> **Material for the task**:
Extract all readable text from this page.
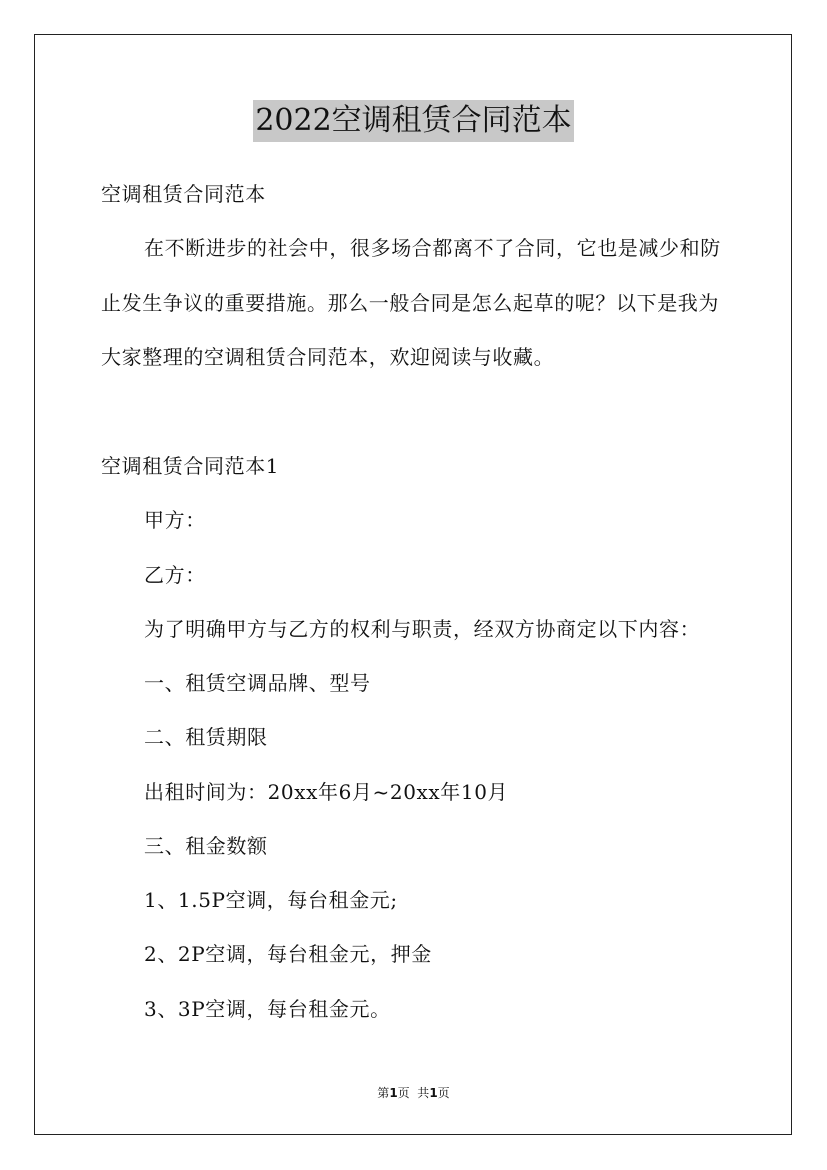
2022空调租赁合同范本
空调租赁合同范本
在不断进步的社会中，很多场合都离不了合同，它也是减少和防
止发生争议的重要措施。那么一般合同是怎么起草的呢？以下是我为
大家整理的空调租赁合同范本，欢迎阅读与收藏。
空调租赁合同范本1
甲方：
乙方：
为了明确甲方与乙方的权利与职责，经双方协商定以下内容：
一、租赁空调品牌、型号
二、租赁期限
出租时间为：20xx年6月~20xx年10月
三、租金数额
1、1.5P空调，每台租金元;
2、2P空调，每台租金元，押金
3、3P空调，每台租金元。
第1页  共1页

> **Brief**: Reproduce the data word for word, excluding its pictures.

> **Worked solution**:
Extract all readable text from this page.
2022空调租赁合同范本
空调租赁合同范本
在不断进步的社会中，很多场合都离不了合同，它也是减少和防
止发生争议的重要措施。那么一般合同是怎么起草的呢？以下是我为
大家整理的空调租赁合同范本，欢迎阅读与收藏。
空调租赁合同范本1
甲方：
乙方：
为了明确甲方与乙方的权利与职责，经双方协商定以下内容：
一、租赁空调品牌、型号
二、租赁期限
出租时间为：20xx年6月~20xx年10月
三、租金数额
1、1.5P空调，每台租金元;
2、2P空调，每台租金元，押金
3、3P空调，每台租金元。
第1页  共1页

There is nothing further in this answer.